Gather, from the data below, each line in which the word "декораций" occurs.

Collected data:
=-=-=
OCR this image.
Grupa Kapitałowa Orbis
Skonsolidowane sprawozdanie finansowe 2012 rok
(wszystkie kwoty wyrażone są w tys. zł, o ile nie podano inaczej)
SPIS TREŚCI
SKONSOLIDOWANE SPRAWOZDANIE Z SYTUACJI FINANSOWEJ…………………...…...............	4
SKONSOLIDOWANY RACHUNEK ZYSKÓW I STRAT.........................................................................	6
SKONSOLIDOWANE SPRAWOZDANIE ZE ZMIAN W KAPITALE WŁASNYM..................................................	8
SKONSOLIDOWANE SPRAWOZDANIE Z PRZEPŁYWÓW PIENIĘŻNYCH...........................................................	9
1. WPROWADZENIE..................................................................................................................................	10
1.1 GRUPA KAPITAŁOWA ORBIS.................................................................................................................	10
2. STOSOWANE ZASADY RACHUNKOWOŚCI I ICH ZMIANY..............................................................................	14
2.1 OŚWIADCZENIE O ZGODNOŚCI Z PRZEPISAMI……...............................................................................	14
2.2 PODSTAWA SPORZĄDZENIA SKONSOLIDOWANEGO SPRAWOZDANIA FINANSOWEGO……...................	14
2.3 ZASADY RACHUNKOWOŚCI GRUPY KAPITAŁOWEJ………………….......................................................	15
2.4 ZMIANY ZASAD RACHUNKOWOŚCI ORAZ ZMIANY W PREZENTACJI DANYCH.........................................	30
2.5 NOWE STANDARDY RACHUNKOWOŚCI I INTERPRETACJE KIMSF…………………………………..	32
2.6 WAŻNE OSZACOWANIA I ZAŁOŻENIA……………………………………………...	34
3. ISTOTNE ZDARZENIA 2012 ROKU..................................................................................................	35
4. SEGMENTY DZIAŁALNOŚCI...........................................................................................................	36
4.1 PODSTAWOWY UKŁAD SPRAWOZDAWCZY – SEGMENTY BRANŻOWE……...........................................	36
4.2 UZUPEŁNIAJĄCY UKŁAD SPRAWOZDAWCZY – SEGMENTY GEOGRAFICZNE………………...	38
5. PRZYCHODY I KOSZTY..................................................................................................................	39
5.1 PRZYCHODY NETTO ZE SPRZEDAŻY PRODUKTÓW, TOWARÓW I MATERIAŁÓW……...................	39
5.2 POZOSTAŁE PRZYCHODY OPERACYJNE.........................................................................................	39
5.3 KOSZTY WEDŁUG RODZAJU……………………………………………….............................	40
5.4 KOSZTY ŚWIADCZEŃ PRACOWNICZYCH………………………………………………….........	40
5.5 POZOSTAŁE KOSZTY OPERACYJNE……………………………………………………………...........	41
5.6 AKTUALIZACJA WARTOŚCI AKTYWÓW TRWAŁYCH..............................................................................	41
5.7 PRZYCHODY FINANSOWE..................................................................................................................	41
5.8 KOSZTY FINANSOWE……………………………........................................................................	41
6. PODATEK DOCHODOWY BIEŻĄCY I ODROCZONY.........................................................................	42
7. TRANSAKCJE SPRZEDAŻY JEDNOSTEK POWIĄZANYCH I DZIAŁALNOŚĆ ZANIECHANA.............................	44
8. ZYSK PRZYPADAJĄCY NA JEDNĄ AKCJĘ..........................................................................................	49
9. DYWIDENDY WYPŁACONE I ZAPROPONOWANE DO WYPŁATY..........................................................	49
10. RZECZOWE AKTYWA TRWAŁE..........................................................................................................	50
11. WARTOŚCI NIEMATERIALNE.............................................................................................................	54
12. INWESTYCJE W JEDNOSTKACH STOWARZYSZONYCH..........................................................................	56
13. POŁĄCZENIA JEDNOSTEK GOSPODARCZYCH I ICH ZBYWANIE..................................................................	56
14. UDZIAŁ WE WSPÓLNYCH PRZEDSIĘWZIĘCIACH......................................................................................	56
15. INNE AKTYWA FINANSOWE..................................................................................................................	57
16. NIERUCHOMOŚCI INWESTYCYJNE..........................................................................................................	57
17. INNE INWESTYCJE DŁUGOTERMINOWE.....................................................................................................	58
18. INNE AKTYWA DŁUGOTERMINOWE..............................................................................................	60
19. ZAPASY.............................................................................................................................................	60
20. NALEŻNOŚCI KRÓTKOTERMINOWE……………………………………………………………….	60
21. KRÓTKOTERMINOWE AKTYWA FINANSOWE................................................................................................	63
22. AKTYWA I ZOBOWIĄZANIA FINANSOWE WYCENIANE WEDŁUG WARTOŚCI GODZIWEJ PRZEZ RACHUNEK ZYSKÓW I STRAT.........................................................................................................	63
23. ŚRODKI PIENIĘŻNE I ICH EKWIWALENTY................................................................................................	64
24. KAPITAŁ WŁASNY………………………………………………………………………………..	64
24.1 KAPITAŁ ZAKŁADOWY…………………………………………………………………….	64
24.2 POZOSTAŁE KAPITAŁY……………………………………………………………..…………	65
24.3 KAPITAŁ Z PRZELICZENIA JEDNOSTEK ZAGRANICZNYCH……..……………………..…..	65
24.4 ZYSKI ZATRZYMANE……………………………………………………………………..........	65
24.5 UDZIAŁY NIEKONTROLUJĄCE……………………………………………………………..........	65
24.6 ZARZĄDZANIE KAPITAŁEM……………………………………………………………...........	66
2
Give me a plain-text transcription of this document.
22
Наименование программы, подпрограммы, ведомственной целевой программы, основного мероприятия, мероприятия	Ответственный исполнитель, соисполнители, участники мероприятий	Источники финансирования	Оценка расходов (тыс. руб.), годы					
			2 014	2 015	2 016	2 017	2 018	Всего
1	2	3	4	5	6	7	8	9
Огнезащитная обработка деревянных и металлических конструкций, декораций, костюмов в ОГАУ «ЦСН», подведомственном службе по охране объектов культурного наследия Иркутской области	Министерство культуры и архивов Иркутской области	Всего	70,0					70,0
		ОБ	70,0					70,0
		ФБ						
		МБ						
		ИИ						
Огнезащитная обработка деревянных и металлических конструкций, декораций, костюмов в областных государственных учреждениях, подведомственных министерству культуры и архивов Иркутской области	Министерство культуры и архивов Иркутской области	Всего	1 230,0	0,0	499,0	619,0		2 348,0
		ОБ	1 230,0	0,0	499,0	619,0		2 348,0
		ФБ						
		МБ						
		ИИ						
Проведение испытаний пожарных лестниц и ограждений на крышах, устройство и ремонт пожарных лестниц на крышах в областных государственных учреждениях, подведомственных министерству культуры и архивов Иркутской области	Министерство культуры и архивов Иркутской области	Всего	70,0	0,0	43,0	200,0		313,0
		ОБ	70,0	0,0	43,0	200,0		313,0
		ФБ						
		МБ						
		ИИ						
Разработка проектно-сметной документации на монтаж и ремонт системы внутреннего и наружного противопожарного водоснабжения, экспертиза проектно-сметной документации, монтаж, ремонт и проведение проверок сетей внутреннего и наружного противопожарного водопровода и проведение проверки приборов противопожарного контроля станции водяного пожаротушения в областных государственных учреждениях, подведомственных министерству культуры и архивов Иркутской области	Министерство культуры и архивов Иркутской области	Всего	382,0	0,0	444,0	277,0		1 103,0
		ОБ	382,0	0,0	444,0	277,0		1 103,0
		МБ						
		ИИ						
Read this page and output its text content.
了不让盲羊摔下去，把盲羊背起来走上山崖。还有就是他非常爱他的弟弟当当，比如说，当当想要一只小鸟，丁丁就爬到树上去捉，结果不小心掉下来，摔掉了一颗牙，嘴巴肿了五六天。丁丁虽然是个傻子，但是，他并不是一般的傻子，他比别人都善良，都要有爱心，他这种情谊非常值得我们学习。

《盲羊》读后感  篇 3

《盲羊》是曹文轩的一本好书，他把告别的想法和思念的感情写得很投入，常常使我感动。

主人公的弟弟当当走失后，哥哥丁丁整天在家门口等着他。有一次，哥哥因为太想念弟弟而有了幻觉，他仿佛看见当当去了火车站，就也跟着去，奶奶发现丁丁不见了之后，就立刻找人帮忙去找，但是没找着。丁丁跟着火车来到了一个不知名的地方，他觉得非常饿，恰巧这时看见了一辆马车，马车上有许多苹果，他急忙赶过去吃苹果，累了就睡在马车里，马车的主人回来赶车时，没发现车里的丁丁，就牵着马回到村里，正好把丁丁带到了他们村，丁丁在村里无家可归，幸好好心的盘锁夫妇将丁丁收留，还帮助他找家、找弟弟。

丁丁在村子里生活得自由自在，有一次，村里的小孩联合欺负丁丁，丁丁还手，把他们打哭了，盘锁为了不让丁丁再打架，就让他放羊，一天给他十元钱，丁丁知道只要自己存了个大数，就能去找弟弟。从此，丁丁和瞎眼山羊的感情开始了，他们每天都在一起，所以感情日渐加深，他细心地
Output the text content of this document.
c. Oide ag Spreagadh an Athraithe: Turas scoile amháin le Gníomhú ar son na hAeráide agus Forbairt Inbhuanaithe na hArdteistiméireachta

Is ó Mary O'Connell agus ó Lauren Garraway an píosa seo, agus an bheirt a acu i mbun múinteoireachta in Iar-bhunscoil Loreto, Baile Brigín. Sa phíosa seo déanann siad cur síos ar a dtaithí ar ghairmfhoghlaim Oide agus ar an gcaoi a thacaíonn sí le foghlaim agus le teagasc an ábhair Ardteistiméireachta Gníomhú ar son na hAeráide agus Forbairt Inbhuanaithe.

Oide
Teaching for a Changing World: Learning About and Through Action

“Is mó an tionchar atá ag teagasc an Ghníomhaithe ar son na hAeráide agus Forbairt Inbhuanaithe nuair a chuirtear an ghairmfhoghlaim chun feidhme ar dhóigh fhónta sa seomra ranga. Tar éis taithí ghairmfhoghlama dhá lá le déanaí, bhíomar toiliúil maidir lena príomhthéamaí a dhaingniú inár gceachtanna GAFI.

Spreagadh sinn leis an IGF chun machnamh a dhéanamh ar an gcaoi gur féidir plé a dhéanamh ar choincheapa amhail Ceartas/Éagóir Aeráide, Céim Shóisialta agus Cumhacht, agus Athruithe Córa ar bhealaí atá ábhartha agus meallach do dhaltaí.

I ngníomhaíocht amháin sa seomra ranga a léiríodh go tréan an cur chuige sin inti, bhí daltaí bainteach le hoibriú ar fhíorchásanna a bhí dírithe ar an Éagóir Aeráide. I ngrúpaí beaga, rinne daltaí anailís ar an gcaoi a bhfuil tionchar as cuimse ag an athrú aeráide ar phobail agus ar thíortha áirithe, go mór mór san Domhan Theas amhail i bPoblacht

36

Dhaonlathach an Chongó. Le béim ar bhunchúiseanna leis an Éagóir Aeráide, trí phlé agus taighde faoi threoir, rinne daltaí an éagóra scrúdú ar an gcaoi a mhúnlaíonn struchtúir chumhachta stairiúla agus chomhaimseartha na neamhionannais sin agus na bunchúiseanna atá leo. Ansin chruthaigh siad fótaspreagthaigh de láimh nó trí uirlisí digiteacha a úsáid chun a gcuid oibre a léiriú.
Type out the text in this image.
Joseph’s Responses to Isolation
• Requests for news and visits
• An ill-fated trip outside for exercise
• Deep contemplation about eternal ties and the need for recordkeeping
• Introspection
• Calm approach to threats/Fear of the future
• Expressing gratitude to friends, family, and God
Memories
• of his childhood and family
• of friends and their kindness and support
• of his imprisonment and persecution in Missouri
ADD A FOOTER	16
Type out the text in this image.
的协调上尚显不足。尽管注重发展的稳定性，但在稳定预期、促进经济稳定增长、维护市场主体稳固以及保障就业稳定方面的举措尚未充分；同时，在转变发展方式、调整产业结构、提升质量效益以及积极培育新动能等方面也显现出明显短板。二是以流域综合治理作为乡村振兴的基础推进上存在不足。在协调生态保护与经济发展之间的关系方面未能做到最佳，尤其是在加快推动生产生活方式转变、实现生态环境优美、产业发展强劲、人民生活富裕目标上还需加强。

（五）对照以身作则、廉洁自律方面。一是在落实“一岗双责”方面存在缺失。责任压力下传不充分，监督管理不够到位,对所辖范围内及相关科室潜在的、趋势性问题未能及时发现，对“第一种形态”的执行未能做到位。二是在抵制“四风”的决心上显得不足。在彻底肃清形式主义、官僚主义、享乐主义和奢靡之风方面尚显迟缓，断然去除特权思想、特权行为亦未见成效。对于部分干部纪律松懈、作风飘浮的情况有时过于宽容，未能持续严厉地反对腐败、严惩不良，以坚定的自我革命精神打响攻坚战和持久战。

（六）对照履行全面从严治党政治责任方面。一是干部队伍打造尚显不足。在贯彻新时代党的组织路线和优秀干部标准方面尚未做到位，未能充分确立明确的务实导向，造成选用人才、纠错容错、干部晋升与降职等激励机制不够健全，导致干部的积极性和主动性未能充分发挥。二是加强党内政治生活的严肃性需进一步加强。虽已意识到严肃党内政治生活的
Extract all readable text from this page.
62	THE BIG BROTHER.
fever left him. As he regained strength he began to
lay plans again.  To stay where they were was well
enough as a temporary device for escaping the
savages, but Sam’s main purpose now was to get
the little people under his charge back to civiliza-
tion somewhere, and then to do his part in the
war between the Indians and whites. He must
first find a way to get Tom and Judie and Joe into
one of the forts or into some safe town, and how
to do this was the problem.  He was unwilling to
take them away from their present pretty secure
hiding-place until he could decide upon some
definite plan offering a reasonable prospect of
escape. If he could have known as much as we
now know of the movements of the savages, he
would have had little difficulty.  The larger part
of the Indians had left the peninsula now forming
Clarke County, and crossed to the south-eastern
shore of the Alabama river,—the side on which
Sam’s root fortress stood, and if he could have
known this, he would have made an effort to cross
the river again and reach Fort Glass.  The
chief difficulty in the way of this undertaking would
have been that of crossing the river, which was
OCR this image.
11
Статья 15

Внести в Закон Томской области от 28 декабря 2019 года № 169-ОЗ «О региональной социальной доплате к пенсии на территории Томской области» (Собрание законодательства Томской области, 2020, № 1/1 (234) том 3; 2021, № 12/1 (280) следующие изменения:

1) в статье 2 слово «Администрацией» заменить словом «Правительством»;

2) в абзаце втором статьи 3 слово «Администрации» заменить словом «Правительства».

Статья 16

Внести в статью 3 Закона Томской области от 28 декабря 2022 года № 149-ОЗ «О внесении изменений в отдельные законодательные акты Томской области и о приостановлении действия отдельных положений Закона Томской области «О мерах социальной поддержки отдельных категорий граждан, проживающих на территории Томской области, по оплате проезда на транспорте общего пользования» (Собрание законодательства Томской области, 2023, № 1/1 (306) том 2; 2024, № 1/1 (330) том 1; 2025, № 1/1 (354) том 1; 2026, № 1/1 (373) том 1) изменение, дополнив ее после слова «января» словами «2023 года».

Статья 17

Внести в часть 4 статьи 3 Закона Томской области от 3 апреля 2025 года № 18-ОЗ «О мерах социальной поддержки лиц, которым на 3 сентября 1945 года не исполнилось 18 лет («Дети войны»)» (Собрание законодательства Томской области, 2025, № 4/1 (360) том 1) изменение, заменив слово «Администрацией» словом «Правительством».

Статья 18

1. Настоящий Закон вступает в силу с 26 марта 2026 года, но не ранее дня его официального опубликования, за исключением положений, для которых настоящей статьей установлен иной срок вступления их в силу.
=-=-=
(Expected output)
Огнезащитная обработка деревянных и металлических конструкций, декораций, костюмов в ОГАУ «ЦСН», подведомственном службе по охране объектов культурного наследия Иркутской области	Министерство культуры и архивов Иркутской области	Всего	70,0					70,0
Огнезащитная обработка деревянных и металлических конструкций, декораций, костюмов в областных государственных учреждениях, подведомственных министерству культуры и архивов Иркутской области	Министерство культуры и архивов Иркутской области	Всего	1 230,0	0,0	499,0	619,0		2 348,0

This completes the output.